╭─ DATA SHOWN

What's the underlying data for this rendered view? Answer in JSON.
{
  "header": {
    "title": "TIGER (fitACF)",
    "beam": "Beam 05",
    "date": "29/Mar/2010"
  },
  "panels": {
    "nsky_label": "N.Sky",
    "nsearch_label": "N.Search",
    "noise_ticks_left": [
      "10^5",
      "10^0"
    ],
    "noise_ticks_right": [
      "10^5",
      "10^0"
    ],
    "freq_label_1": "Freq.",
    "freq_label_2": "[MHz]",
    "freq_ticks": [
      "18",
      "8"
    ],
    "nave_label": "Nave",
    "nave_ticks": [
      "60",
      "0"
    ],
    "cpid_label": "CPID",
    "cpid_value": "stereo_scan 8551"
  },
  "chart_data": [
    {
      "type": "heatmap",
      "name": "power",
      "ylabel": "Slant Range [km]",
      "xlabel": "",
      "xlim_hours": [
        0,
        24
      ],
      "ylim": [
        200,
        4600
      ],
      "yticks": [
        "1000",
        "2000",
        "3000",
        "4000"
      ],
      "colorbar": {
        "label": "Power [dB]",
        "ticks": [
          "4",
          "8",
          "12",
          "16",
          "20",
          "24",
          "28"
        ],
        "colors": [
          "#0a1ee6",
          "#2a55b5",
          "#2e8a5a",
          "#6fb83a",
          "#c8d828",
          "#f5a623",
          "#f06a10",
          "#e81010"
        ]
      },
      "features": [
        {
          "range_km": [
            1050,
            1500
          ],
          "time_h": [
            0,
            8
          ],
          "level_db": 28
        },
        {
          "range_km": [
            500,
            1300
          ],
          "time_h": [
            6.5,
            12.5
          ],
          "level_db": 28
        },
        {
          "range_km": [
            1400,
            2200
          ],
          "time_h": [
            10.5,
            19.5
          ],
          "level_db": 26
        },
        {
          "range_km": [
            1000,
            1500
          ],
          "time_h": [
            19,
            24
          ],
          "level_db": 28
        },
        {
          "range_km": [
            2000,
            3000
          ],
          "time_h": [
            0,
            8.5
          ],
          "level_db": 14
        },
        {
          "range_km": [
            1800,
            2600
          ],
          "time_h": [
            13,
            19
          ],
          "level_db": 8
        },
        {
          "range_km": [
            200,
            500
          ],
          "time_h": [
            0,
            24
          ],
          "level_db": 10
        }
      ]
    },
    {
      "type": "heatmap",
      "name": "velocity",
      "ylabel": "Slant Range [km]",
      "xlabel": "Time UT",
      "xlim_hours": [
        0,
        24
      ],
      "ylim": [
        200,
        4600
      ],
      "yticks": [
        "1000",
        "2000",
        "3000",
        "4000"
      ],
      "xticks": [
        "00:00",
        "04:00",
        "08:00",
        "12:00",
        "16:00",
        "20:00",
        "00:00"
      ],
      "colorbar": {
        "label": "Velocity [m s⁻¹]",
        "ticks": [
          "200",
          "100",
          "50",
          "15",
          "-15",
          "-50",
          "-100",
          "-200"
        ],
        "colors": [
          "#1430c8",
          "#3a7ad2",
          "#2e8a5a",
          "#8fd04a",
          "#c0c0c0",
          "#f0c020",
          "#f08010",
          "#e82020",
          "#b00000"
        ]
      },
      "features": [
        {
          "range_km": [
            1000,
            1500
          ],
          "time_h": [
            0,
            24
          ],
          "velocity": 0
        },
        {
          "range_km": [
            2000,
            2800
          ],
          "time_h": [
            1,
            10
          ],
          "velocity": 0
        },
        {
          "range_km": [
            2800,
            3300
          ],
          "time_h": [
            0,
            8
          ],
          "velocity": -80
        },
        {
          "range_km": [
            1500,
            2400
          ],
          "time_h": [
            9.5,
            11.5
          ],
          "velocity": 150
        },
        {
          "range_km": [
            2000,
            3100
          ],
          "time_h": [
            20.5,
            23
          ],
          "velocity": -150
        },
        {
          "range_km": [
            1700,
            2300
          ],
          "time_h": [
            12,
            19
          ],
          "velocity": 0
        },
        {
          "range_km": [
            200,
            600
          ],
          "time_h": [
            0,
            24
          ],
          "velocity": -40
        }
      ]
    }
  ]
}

╰─

● **YOUR GOAL**
Can you give every line above again, exactly as written?

● **FINISHED ANSWER**
What's the underlying data for this rendered view? Answer in JSON.
{
  "header": {
    "title": "TIGER (fitACF)",
    "beam": "Beam 05",
    "date": "29/Mar/2010"
  },
  "panels": {
    "nsky_label": "N.Sky",
    "nsearch_label": "N.Search",
    "noise_ticks_left": [
      "10^5",
      "10^0"
    ],
    "noise_ticks_right": [
      "10^5",
      "10^0"
    ],
    "freq_label_1": "Freq.",
    "freq_label_2": "[MHz]",
    "freq_ticks": [
      "18",
      "8"
    ],
    "nave_label": "Nave",
    "nave_ticks": [
      "60",
      "0"
    ],
    "cpid_label": "CPID",
    "cpid_value": "stereo_scan 8551"
  },
  "chart_data": [
    {
      "type": "heatmap",
      "name": "power",
      "ylabel": "Slant Range [km]",
      "xlabel": "",
      "xlim_hours": [
        0,
        24
      ],
      "ylim": [
        200,
        4600
      ],
      "yticks": [
        "1000",
        "2000",
        "3000",
        "4000"
      ],
      "colorbar": {
        "label": "Power [dB]",
        "ticks": [
          "4",
          "8",
          "12",
          "16",
          "20",
          "24",
          "28"
        ],
        "colors": [
          "#0a1ee6",
          "#2a55b5",
          "#2e8a5a",
          "#6fb83a",
          "#c8d828",
          "#f5a623",
          "#f06a10",
          "#e81010"
        ]
      },
      "features": [
        {
          "range_km": [
            1050,
            1500
          ],
          "time_h": [
            0,
            8
          ],
          "level_db": 28
        },
        {
          "range_km": [
            500,
            1300
          ],
          "time_h": [
            6.5,
            12.5
          ],
          "level_db": 28
        },
        {
          "range_km": [
            1400,
            2200
          ],
          "time_h": [
            10.5,
            19.5
          ],
          "level_db": 26
        },
        {
          "range_km": [
            1000,
            1500
          ],
          "time_h": [
            19,
            24
          ],
          "level_db": 28
        },
        {
          "range_km": [
            2000,
            3000
          ],
          "time_h": [
            0,
            8.5
          ],
          "level_db": 14
        },
        {
          "range_km": [
            1800,
            2600
          ],
          "time_h": [
            13,
            19
          ],
          "level_db": 8
        },
        {
          "range_km": [
            200,
            500
          ],
          "time_h": [
            0,
            24
          ],
          "level_db": 10
        }
      ]
    },
    {
      "type": "heatmap",
      "name": "velocity",
      "ylabel": "Slant Range [km]",
      "xlabel": "Time UT",
      "xlim_hours": [
        0,
        24
      ],
      "ylim": [
        200,
        4600
      ],
      "yticks": [
        "1000",
        "2000",
        "3000",
        "4000"
      ],
      "xticks": [
        "00:00",
        "04:00",
        "08:00",
        "12:00",
        "16:00",
        "20:00",
        "00:00"
      ],
      "colorbar": {
        "label": "Velocity [m s⁻¹]",
        "ticks": [
          "200",
          "100",
          "50",
          "15",
          "-15",
          "-50",
          "-100",
          "-200"
        ],
        "colors": [
          "#1430c8",
          "#3a7ad2",
          "#2e8a5a",
          "#8fd04a",
          "#c0c0c0",
          "#f0c020",
          "#f08010",
          "#e82020",
          "#b00000"
        ]
      },
      "features": [
        {
          "range_km": [
            1000,
            1500
          ],
          "time_h": [
            0,
            24
          ],
          "velocity": 0
        },
        {
          "range_km": [
            2000,
            2800
          ],
          "time_h": [
            1,
            10
          ],
          "velocity": 0
        },
        {
          "range_km": [
            2800,
            3300
          ],
          "time_h": [
            0,
            8
          ],
          "velocity": -80
        },
        {
          "range_km": [
            1500,
            2400
          ],
          "time_h": [
            9.5,
            11.5
          ],
          "velocity": 150
        },
        {
          "range_km": [
            2000,
            3100
          ],
          "time_h": [
            20.5,
            23
          ],
          "velocity": -150
        },
        {
          "range_km": [
            1700,
            2300
          ],
          "time_h": [
            12,
            19
          ],
          "velocity": 0
        },
        {
          "range_km": [
            200,
            600
          ],
          "time_h": [
            0,
            24
          ],
          "velocity": -40
        }
      ]
    }
  ]
}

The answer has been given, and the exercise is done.